>> BEGIN DATA PROVIDED

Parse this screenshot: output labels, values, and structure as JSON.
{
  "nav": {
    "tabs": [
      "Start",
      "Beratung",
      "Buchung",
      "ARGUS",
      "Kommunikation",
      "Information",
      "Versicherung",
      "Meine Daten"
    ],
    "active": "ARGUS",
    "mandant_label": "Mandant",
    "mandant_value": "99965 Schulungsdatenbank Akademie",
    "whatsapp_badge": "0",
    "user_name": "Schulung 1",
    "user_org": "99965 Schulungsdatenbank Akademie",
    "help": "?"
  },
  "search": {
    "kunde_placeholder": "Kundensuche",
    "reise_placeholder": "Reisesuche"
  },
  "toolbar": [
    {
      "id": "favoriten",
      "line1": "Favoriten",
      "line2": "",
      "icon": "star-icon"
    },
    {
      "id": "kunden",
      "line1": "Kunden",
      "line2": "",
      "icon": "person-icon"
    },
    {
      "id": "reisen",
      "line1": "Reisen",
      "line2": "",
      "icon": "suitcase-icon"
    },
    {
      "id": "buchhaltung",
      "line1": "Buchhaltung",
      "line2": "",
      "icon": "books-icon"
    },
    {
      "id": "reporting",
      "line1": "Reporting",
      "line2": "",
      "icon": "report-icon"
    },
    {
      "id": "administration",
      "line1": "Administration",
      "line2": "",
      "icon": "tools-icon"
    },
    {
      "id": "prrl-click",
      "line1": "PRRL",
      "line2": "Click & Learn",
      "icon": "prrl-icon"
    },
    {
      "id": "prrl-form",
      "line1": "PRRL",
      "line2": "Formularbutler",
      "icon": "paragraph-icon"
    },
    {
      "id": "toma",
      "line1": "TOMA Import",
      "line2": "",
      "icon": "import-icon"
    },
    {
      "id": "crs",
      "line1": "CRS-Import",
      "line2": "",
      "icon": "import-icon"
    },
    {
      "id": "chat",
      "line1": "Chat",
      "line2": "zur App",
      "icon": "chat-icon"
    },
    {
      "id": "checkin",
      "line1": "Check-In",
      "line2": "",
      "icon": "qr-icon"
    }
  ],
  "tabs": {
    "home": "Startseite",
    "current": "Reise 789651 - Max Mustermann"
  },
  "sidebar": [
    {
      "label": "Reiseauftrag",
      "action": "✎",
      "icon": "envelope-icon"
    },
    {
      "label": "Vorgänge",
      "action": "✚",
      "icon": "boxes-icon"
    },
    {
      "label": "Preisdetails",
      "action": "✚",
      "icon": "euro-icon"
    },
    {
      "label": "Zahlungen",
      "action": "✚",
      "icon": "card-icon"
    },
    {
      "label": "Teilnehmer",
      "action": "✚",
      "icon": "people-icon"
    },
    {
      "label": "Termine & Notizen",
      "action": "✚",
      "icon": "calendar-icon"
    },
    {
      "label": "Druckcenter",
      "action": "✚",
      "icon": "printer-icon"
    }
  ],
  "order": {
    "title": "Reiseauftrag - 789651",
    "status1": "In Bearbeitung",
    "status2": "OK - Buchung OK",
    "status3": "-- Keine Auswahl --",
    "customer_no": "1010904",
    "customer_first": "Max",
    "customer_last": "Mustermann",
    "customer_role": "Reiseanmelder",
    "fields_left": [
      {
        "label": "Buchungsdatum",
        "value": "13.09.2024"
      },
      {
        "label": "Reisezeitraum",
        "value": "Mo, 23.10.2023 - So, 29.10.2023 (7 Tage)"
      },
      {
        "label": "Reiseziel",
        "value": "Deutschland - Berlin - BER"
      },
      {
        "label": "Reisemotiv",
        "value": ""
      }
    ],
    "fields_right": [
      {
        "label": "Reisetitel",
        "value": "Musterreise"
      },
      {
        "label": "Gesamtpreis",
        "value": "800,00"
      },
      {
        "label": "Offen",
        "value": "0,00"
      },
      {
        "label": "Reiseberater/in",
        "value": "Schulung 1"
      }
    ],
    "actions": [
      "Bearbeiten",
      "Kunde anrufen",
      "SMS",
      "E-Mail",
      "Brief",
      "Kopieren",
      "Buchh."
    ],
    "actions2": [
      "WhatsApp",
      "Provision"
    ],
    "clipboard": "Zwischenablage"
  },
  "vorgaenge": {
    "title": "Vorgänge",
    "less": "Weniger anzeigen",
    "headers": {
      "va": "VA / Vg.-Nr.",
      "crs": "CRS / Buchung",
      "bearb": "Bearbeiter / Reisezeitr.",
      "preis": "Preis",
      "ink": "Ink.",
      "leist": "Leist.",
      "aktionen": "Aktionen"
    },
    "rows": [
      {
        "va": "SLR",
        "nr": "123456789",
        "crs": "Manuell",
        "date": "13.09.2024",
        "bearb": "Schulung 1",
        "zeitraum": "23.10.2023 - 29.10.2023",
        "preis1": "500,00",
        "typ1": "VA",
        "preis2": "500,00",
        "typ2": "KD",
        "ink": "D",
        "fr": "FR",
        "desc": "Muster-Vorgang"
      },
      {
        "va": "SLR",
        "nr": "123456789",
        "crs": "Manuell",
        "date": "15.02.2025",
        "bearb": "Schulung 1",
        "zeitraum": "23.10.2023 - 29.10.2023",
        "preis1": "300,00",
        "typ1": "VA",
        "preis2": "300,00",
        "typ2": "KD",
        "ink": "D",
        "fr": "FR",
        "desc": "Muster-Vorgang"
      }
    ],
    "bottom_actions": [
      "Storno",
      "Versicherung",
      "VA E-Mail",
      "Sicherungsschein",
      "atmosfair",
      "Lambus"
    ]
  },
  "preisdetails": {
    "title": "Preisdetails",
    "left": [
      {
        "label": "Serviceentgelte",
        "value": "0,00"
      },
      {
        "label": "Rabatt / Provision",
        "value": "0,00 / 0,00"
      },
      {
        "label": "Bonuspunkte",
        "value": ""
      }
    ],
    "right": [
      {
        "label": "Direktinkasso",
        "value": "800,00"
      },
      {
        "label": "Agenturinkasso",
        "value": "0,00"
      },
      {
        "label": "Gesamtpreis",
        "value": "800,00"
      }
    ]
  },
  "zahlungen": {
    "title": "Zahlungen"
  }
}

>> END DATA PROVIDED

DIRECTIONS FOR THIS TASK —
Take the lines above and retype all of them exactly.

ANSWER TO THIS EXERCISE —
Parse this screenshot: output labels, values, and structure as JSON.
{
  "nav": {
    "tabs": [
      "Start",
      "Beratung",
      "Buchung",
      "ARGUS",
      "Kommunikation",
      "Information",
      "Versicherung",
      "Meine Daten"
    ],
    "active": "ARGUS",
    "mandant_label": "Mandant",
    "mandant_value": "99965 Schulungsdatenbank Akademie",
    "whatsapp_badge": "0",
    "user_name": "Schulung 1",
    "user_org": "99965 Schulungsdatenbank Akademie",
    "help": "?"
  },
  "search": {
    "kunde_placeholder": "Kundensuche",
    "reise_placeholder": "Reisesuche"
  },
  "toolbar": [
    {
      "id": "favoriten",
      "line1": "Favoriten",
      "line2": "",
      "icon": "star-icon"
    },
    {
      "id": "kunden",
      "line1": "Kunden",
      "line2": "",
      "icon": "person-icon"
    },
    {
      "id": "reisen",
      "line1": "Reisen",
      "line2": "",
      "icon": "suitcase-icon"
    },
    {
      "id": "buchhaltung",
      "line1": "Buchhaltung",
      "line2": "",
      "icon": "books-icon"
    },
    {
      "id": "reporting",
      "line1": "Reporting",
      "line2": "",
      "icon": "report-icon"
    },
    {
      "id": "administration",
      "line1": "Administration",
      "line2": "",
      "icon": "tools-icon"
    },
    {
      "id": "prrl-click",
      "line1": "PRRL",
      "line2": "Click & Learn",
      "icon": "prrl-icon"
    },
    {
      "id": "prrl-form",
      "line1": "PRRL",
      "line2": "Formularbutler",
      "icon": "paragraph-icon"
    },
    {
      "id": "toma",
      "line1": "TOMA Import",
      "line2": "",
      "icon": "import-icon"
    },
    {
      "id": "crs",
      "line1": "CRS-Import",
      "line2": "",
      "icon": "import-icon"
    },
    {
      "id": "chat",
      "line1": "Chat",
      "line2": "zur App",
      "icon": "chat-icon"
    },
    {
      "id": "checkin",
      "line1": "Check-In",
      "line2": "",
      "icon": "qr-icon"
    }
  ],
  "tabs": {
    "home": "Startseite",
    "current": "Reise 789651 - Max Mustermann"
  },
  "sidebar": [
    {
      "label": "Reiseauftrag",
      "action": "✎",
      "icon": "envelope-icon"
    },
    {
      "label": "Vorgänge",
      "action": "✚",
      "icon": "boxes-icon"
    },
    {
      "label": "Preisdetails",
      "action": "✚",
      "icon": "euro-icon"
    },
    {
      "label": "Zahlungen",
      "action": "✚",
      "icon": "card-icon"
    },
    {
      "label": "Teilnehmer",
      "action": "✚",
      "icon": "people-icon"
    },
    {
      "label": "Termine & Notizen",
      "action": "✚",
      "icon": "calendar-icon"
    },
    {
      "label": "Druckcenter",
      "action": "✚",
      "icon": "printer-icon"
    }
  ],
  "order": {
    "title": "Reiseauftrag - 789651",
    "status1": "In Bearbeitung",
    "status2": "OK - Buchung OK",
    "status3": "-- Keine Auswahl --",
    "customer_no": "1010904",
    "customer_first": "Max",
    "customer_last": "Mustermann",
    "customer_role": "Reiseanmelder",
    "fields_left": [
      {
        "label": "Buchungsdatum",
        "value": "13.09.2024"
      },
      {
        "label": "Reisezeitraum",
        "value": "Mo, 23.10.2023 - So, 29.10.2023 (7 Tage)"
      },
      {
        "label": "Reiseziel",
        "value": "Deutschland - Berlin - BER"
      },
      {
        "label": "Reisemotiv",
        "value": ""
      }
    ],
    "fields_right": [
      {
        "label": "Reisetitel",
        "value": "Musterreise"
      },
      {
        "label": "Gesamtpreis",
        "value": "800,00"
      },
      {
        "label": "Offen",
        "value": "0,00"
      },
      {
        "label": "Reiseberater/in",
        "value": "Schulung 1"
      }
    ],
    "actions": [
      "Bearbeiten",
      "Kunde anrufen",
      "SMS",
      "E-Mail",
      "Brief",
      "Kopieren",
      "Buchh."
    ],
    "actions2": [
      "WhatsApp",
      "Provision"
    ],
    "clipboard": "Zwischenablage"
  },
  "vorgaenge": {
    "title": "Vorgänge",
    "less": "Weniger anzeigen",
    "headers": {
      "va": "VA / Vg.-Nr.",
      "crs": "CRS / Buchung",
      "bearb": "Bearbeiter / Reisezeitr.",
      "preis": "Preis",
      "ink": "Ink.",
      "leist": "Leist.",
      "aktionen": "Aktionen"
    },
    "rows": [
      {
        "va": "SLR",
        "nr": "123456789",
        "crs": "Manuell",
        "date": "13.09.2024",
        "bearb": "Schulung 1",
        "zeitraum": "23.10.2023 - 29.10.2023",
        "preis1": "500,00",
        "typ1": "VA",
        "preis2": "500,00",
        "typ2": "KD",
        "ink": "D",
        "fr": "FR",
        "desc": "Muster-Vorgang"
      },
      {
        "va": "SLR",
        "nr": "123456789",
        "crs": "Manuell",
        "date": "15.02.2025",
        "bearb": "Schulung 1",
        "zeitraum": "23.10.2023 - 29.10.2023",
        "preis1": "300,00",
        "typ1": "VA",
        "preis2": "300,00",
        "typ2": "KD",
        "ink": "D",
        "fr": "FR",
        "desc": "Muster-Vorgang"
      }
    ],
    "bottom_actions": [
      "Storno",
      "Versicherung",
      "VA E-Mail",
      "Sicherungsschein",
      "atmosfair",
      "Lambus"
    ]
  },
  "preisdetails": {
    "title": "Preisdetails",
    "left": [
      {
        "label": "Serviceentgelte",
        "value": "0,00"
      },
      {
        "label": "Rabatt / Provision",
        "value": "0,00 / 0,00"
      },
      {
        "label": "Bonuspunkte",
        "value": ""
      }
    ],
    "right": [
      {
        "label": "Direktinkasso",
        "value": "800,00"
      },
      {
        "label": "Agenturinkasso",
        "value": "0,00"
      },
      {
        "label": "Gesamtpreis",
        "value": "800,00"
      }
    ]
  },
  "zahlungen": {
    "title": "Zahlungen"
  }
}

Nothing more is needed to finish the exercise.